**Exercise goal**.
Beneath this sentence is a set of records; write each of them out exactly.

**Records provided**.
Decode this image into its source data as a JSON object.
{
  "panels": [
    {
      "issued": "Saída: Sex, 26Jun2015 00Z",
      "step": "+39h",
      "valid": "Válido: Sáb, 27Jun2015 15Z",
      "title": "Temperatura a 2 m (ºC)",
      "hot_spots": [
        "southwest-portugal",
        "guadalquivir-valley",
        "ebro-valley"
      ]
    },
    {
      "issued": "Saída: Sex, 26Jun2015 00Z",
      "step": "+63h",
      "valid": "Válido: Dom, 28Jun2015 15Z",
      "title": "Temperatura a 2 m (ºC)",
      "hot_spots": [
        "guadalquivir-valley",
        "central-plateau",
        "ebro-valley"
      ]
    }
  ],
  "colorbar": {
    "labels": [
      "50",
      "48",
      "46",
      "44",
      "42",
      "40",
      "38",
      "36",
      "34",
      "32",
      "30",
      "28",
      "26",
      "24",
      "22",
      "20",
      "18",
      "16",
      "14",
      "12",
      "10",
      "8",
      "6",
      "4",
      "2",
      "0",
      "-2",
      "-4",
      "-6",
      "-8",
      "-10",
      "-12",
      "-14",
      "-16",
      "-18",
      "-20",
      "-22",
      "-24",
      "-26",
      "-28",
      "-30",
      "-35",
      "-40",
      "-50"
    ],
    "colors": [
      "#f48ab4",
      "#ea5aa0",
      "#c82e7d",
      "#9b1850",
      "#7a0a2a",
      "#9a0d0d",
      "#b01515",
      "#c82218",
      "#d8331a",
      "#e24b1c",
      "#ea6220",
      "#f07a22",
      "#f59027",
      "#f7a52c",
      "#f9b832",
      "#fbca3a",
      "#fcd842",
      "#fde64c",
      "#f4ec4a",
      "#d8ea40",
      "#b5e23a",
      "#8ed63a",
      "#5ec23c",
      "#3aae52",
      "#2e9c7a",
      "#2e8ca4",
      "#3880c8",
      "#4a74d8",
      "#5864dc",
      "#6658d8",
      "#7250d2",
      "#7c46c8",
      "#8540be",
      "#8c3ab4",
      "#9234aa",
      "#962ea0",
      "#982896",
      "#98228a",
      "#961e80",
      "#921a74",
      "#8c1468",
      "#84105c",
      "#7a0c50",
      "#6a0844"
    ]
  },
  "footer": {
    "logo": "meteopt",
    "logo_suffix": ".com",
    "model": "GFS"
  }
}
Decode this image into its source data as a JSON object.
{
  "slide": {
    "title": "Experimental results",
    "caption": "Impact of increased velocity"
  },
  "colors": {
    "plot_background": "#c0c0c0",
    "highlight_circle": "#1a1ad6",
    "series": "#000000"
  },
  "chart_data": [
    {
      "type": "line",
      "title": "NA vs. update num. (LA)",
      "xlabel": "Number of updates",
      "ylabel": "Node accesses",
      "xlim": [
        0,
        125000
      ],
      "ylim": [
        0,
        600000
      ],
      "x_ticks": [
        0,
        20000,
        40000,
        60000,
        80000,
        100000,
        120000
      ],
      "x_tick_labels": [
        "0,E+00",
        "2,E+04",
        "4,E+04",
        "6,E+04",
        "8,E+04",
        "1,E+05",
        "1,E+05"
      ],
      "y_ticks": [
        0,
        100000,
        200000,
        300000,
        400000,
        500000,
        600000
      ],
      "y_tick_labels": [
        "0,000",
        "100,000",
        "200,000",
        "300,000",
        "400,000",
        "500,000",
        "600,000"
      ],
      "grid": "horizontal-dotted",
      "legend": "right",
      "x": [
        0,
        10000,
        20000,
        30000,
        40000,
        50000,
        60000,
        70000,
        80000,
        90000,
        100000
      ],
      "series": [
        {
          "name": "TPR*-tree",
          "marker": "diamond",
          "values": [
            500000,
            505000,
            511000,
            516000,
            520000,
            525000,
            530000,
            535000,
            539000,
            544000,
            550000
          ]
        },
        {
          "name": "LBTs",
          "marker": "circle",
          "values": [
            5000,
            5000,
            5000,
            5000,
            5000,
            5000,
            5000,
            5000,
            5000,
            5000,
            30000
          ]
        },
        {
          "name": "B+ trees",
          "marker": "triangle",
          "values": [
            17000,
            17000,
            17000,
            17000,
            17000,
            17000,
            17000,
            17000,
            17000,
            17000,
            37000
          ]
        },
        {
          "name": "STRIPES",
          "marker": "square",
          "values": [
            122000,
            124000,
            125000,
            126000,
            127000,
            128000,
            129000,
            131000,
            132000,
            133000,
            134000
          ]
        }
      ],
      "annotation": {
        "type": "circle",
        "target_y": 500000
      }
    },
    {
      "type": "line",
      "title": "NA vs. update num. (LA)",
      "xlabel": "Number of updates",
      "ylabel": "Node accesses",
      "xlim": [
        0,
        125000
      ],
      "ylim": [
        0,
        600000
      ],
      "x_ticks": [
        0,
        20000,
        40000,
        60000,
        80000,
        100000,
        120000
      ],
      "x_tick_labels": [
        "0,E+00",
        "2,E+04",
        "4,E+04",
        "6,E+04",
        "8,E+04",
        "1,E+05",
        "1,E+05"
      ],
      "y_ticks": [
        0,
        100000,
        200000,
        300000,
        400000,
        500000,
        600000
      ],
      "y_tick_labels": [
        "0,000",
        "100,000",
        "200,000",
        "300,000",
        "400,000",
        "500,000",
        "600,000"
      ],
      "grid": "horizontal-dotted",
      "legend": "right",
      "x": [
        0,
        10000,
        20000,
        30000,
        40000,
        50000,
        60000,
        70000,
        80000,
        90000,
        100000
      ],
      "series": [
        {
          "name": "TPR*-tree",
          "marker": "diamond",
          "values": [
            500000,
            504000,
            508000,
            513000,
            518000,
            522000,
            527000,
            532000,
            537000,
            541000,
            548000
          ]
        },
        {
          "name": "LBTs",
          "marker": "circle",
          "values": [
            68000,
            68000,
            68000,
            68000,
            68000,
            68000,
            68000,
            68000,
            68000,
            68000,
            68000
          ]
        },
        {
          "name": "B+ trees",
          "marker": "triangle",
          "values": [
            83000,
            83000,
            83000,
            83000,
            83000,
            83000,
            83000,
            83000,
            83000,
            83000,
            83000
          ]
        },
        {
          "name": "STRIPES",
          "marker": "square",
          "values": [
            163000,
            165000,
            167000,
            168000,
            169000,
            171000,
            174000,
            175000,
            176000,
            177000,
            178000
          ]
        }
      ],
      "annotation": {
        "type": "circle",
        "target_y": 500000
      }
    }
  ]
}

**Output for this task**.
Decode this image into its source data as a JSON object.
{
  "panels": [
    {
      "issued": "Saída: Sex, 26Jun2015 00Z",
      "step": "+39h",
      "valid": "Válido: Sáb, 27Jun2015 15Z",
      "title": "Temperatura a 2 m (ºC)",
      "hot_spots": [
        "southwest-portugal",
        "guadalquivir-valley",
        "ebro-valley"
      ]
    },
    {
      "issued": "Saída: Sex, 26Jun2015 00Z",
      "step": "+63h",
      "valid": "Válido: Dom, 28Jun2015 15Z",
      "title": "Temperatura a 2 m (ºC)",
      "hot_spots": [
        "guadalquivir-valley",
        "central-plateau",
        "ebro-valley"
      ]
    }
  ],
  "colorbar": {
    "labels": [
      "50",
      "48",
      "46",
      "44",
      "42",
      "40",
      "38",
      "36",
      "34",
      "32",
      "30",
      "28",
      "26",
      "24",
      "22",
      "20",
      "18",
      "16",
      "14",
      "12",
      "10",
      "8",
      "6",
      "4",
      "2",
      "0",
      "-2",
      "-4",
      "-6",
      "-8",
      "-10",
      "-12",
      "-14",
      "-16",
      "-18",
      "-20",
      "-22",
      "-24",
      "-26",
      "-28",
      "-30",
      "-35",
      "-40",
      "-50"
    ],
    "colors": [
      "#f48ab4",
      "#ea5aa0",
      "#c82e7d",
      "#9b1850",
      "#7a0a2a",
      "#9a0d0d",
      "#b01515",
      "#c82218",
      "#d8331a",
      "#e24b1c",
      "#ea6220",
      "#f07a22",
      "#f59027",
      "#f7a52c",
      "#f9b832",
      "#fbca3a",
      "#fcd842",
      "#fde64c",
      "#f4ec4a",
      "#d8ea40",
      "#b5e23a",
      "#8ed63a",
      "#5ec23c",
      "#3aae52",
      "#2e9c7a",
      "#2e8ca4",
      "#3880c8",
      "#4a74d8",
      "#5864dc",
      "#6658d8",
      "#7250d2",
      "#7c46c8",
      "#8540be",
      "#8c3ab4",
      "#9234aa",
      "#962ea0",
      "#982896",
      "#98228a",
      "#961e80",
      "#921a74",
      "#8c1468",
      "#84105c",
      "#7a0c50",
      "#6a0844"
    ]
  },
  "footer": {
    "logo": "meteopt",
    "logo_suffix": ".com",
    "model": "GFS"
  }
}
Decode this image into its source data as a JSON object.
{
  "slide": {
    "title": "Experimental results",
    "caption": "Impact of increased velocity"
  },
  "colors": {
    "plot_background": "#c0c0c0",
    "highlight_circle": "#1a1ad6",
    "series": "#000000"
  },
  "chart_data": [
    {
      "type": "line",
      "title": "NA vs. update num. (LA)",
      "xlabel": "Number of updates",
      "ylabel": "Node accesses",
      "xlim": [
        0,
        125000
      ],
      "ylim": [
        0,
        600000
      ],
      "x_ticks": [
        0,
        20000,
        40000,
        60000,
        80000,
        100000,
        120000
      ],
      "x_tick_labels": [
        "0,E+00",
        "2,E+04",
        "4,E+04",
        "6,E+04",
        "8,E+04",
        "1,E+05",
        "1,E+05"
      ],
      "y_ticks": [
        0,
        100000,
        200000,
        300000,
        400000,
        500000,
        600000
      ],
      "y_tick_labels": [
        "0,000",
        "100,000",
        "200,000",
        "300,000",
        "400,000",
        "500,000",
        "600,000"
      ],
      "grid": "horizontal-dotted",
      "legend": "right",
      "x": [
        0,
        10000,
        20000,
        30000,
        40000,
        50000,
        60000,
        70000,
        80000,
        90000,
        100000
      ],
      "series": [
        {
          "name": "TPR*-tree",
          "marker": "diamond",
          "values": [
            500000,
            505000,
            511000,
            516000,
            520000,
            525000,
            530000,
            535000,
            539000,
            544000,
            550000
          ]
        },
        {
          "name": "LBTs",
          "marker": "circle",
          "values": [
            5000,
            5000,
            5000,
            5000,
            5000,
            5000,
            5000,
            5000,
            5000,
            5000,
            30000
          ]
        },
        {
          "name": "B+ trees",
          "marker": "triangle",
          "values": [
            17000,
            17000,
            17000,
            17000,
            17000,
            17000,
            17000,
            17000,
            17000,
            17000,
            37000
          ]
        },
        {
          "name": "STRIPES",
          "marker": "square",
          "values": [
            122000,
            124000,
            125000,
            126000,
            127000,
            128000,
            129000,
            131000,
            132000,
            133000,
            134000
          ]
        }
      ],
      "annotation": {
        "type": "circle",
        "target_y": 500000
      }
    },
    {
      "type": "line",
      "title": "NA vs. update num. (LA)",
      "xlabel": "Number of updates",
      "ylabel": "Node accesses",
      "xlim": [
        0,
        125000
      ],
      "ylim": [
        0,
        600000
      ],
      "x_ticks": [
        0,
        20000,
        40000,
        60000,
        80000,
        100000,
        120000
      ],
      "x_tick_labels": [
        "0,E+00",
        "2,E+04",
        "4,E+04",
        "6,E+04",
        "8,E+04",
        "1,E+05",
        "1,E+05"
      ],
      "y_ticks": [
        0,
        100000,
        200000,
        300000,
        400000,
        500000,
        600000
      ],
      "y_tick_labels": [
        "0,000",
        "100,000",
        "200,000",
        "300,000",
        "400,000",
        "500,000",
        "600,000"
      ],
      "grid": "horizontal-dotted",
      "legend": "right",
      "x": [
        0,
        10000,
        20000,
        30000,
        40000,
        50000,
        60000,
        70000,
        80000,
        90000,
        100000
      ],
      "series": [
        {
          "name": "TPR*-tree",
          "marker": "diamond",
          "values": [
            500000,
            504000,
            508000,
            513000,
            518000,
            522000,
            527000,
            532000,
            537000,
            541000,
            548000
          ]
        },
        {
          "name": "LBTs",
          "marker": "circle",
          "values": [
            68000,
            68000,
            68000,
            68000,
            68000,
            68000,
            68000,
            68000,
            68000,
            68000,
            68000
          ]
        },
        {
          "name": "B+ trees",
          "marker": "triangle",
          "values": [
            83000,
            83000,
            83000,
            83000,
            83000,
            83000,
            83000,
            83000,
            83000,
            83000,
            83000
          ]
        },
        {
          "name": "STRIPES",
          "marker": "square",
          "values": [
            163000,
            165000,
            167000,
            168000,
            169000,
            171000,
            174000,
            175000,
            176000,
            177000,
            178000
          ]
        }
      ],
      "annotation": {
        "type": "circle",
        "target_y": 500000
      }
    }
  ]
}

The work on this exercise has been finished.